Check every line of the material below for the string "phone", and return the ones that have it.
--- Input for this task ---
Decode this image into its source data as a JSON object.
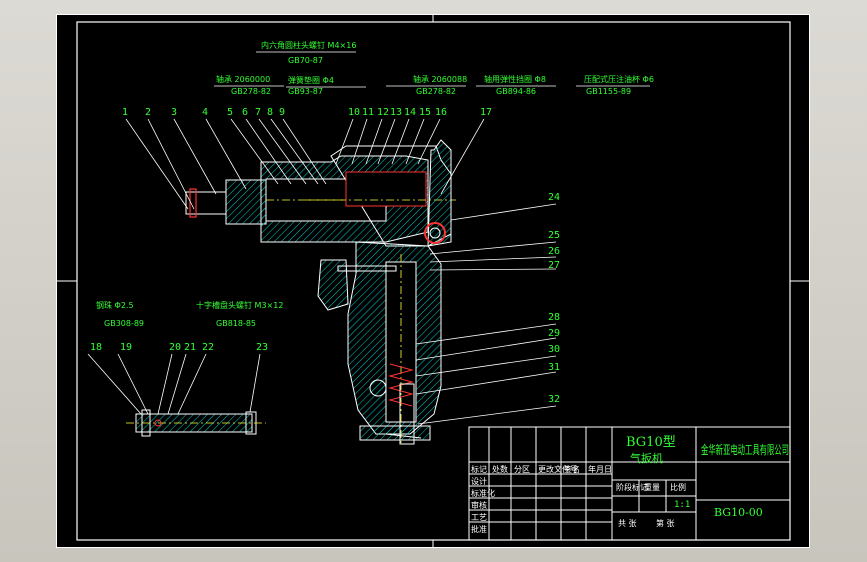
{
  "drawing": {
    "part_numbers": [
      "1",
      "2",
      "3",
      "4",
      "5",
      "6",
      "7",
      "8",
      "9",
      "10",
      "11",
      "12",
      "13",
      "14",
      "15",
      "16",
      "17",
      "18",
      "19",
      "20",
      "21",
      "22",
      "23",
      "24",
      "25",
      "26",
      "27",
      "28",
      "29",
      "30",
      "31",
      "32"
    ],
    "callouts_top": [
      {
        "name": "内六角圆柱头螺钉 M4×16",
        "std": "GB70-87"
      },
      {
        "name": "弹簧垫圈 Φ4",
        "std": "GB93-87"
      },
      {
        "name": "轴承 2060000",
        "std": "GB278-82"
      },
      {
        "name": "轴承 2060088",
        "std": "GB278-82"
      },
      {
        "name": "轴用弹性挡圈 Φ8",
        "std": "GB894-86"
      },
      {
        "name": "压配式压注油杯 Φ6",
        "std": "GB1155-89"
      }
    ],
    "callouts_side": [
      {
        "name": "钢珠 Φ2.5",
        "std": "GB308-89"
      },
      {
        "name": "十字槽盘头螺钉 M3×12",
        "std": "GB818-85"
      }
    ]
  },
  "title_block": {
    "product_name": "BG10型",
    "product_sub": "气扳机",
    "company": "金华新亚电动工具有限公司",
    "drawing_no": "BG10-00",
    "scale": "1:1",
    "row_labels": [
      "标记",
      "处数",
      "分区",
      "更改文件号",
      "签名",
      "年月日"
    ],
    "role_labels": [
      "设计",
      "标准化",
      "审核",
      "工艺",
      "批准"
    ],
    "stage_labels": [
      "阶段标记",
      "重量",
      "比例"
    ],
    "sheet_labels": [
      "共 张",
      "第 张"
    ]
  }
}
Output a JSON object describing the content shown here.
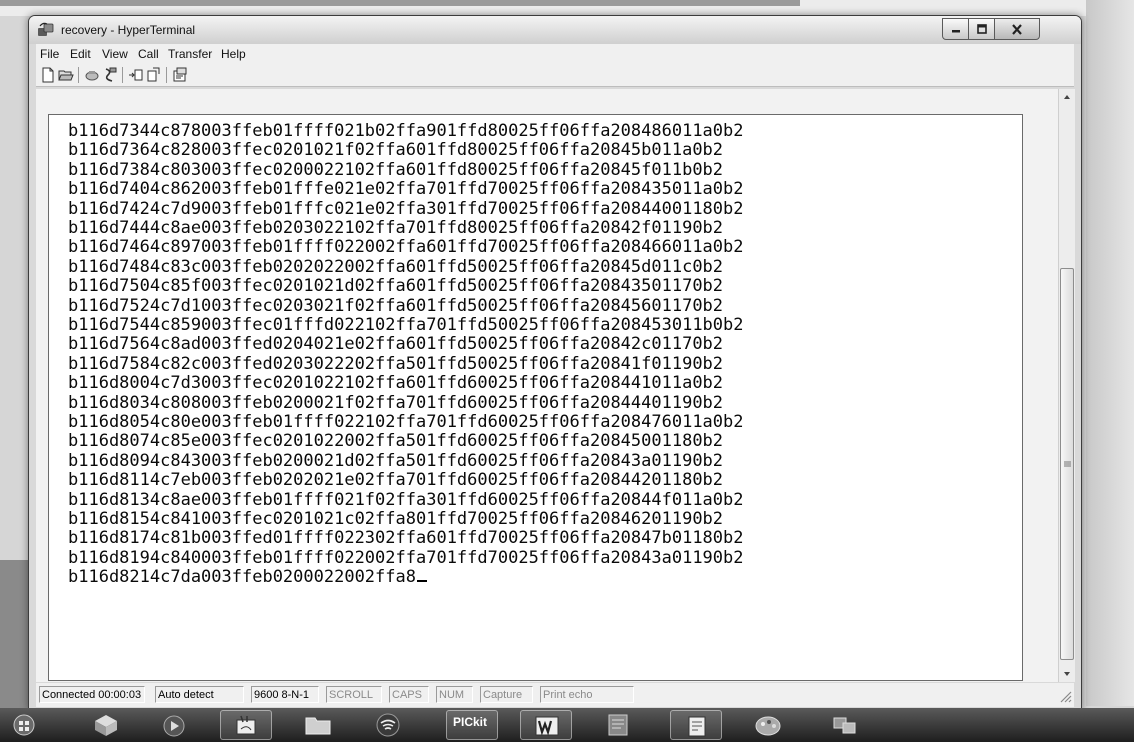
{
  "window": {
    "title": "recovery - HyperTerminal",
    "controls": {
      "minimize": "minimize-icon",
      "maximize": "maximize-icon",
      "close": "close-icon"
    }
  },
  "menu": [
    "File",
    "Edit",
    "View",
    "Call",
    "Transfer",
    "Help"
  ],
  "toolbar": [
    "new-document-icon",
    "open-folder-icon",
    "connect-phone-icon",
    "disconnect-phone-icon",
    "send-file-icon",
    "receive-file-icon",
    "properties-icon"
  ],
  "terminal": {
    "lines": [
      "b116d7344c878003ffeb01ffff021b02ffa901ffd80025ff06ffa208486011a0b2",
      "b116d7364c828003ffec0201021f02ffa601ffd80025ff06ffa20845b011a0b2",
      "b116d7384c803003ffec0200022102ffa601ffd80025ff06ffa20845f011b0b2",
      "b116d7404c862003ffeb01fffe021e02ffa701ffd70025ff06ffa208435011a0b2",
      "b116d7424c7d9003ffeb01fffc021e02ffa301ffd70025ff06ffa20844001180b2",
      "b116d7444c8ae003ffeb0203022102ffa701ffd80025ff06ffa20842f01190b2",
      "b116d7464c897003ffeb01ffff022002ffa601ffd70025ff06ffa208466011a0b2",
      "b116d7484c83c003ffeb0202022002ffa601ffd50025ff06ffa20845d011c0b2",
      "b116d7504c85f003ffec0201021d02ffa601ffd50025ff06ffa20843501170b2",
      "b116d7524c7d1003ffec0203021f02ffa601ffd50025ff06ffa20845601170b2",
      "b116d7544c859003ffec01fffd022102ffa701ffd50025ff06ffa208453011b0b2",
      "b116d7564c8ad003ffed0204021e02ffa601ffd50025ff06ffa20842c01170b2",
      "b116d7584c82c003ffed0203022202ffa501ffd50025ff06ffa20841f01190b2",
      "b116d8004c7d3003ffec0201022102ffa601ffd60025ff06ffa208441011a0b2",
      "b116d8034c808003ffeb0200021f02ffa701ffd60025ff06ffa20844401190b2",
      "b116d8054c80e003ffeb01ffff022102ffa701ffd60025ff06ffa208476011a0b2",
      "b116d8074c85e003ffec0201022002ffa501ffd60025ff06ffa20845001180b2",
      "b116d8094c843003ffeb0200021d02ffa501ffd60025ff06ffa20843a01190b2",
      "b116d8114c7eb003ffeb0202021e02ffa701ffd60025ff06ffa20844201180b2",
      "b116d8134c8ae003ffeb01ffff021f02ffa301ffd60025ff06ffa20844f011a0b2",
      "b116d8154c841003ffec0201021c02ffa801ffd70025ff06ffa20846201190b2",
      "b116d8174c81b003ffed01ffff022302ffa601ffd70025ff06ffa20847b01180b2",
      "b116d8194c840003ffeb01ffff022002ffa701ffd70025ff06ffa20843a01190b2",
      "b116d8214c7da003ffeb0200022002ffa8"
    ]
  },
  "status": {
    "connected": "Connected 00:00:03",
    "detect": "Auto detect",
    "port": "9600 8-N-1",
    "scroll": "SCROLL",
    "caps": "CAPS",
    "num": "NUM",
    "capture": "Capture",
    "print": "Print echo"
  },
  "taskbar": {
    "pickit_label": "PICkit",
    "items": [
      "start-orb-icon",
      "app-cube-icon",
      "media-player-icon",
      "paint-app-icon",
      "folder-icon",
      "wifi-app-icon",
      "pickit-icon",
      "word-icon",
      "document-icon",
      "notepad-icon",
      "paint-palette-icon",
      "network-icon"
    ]
  }
}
---
• Complete response:
    "connect-phone-icon",
    "disconnect-phone-icon",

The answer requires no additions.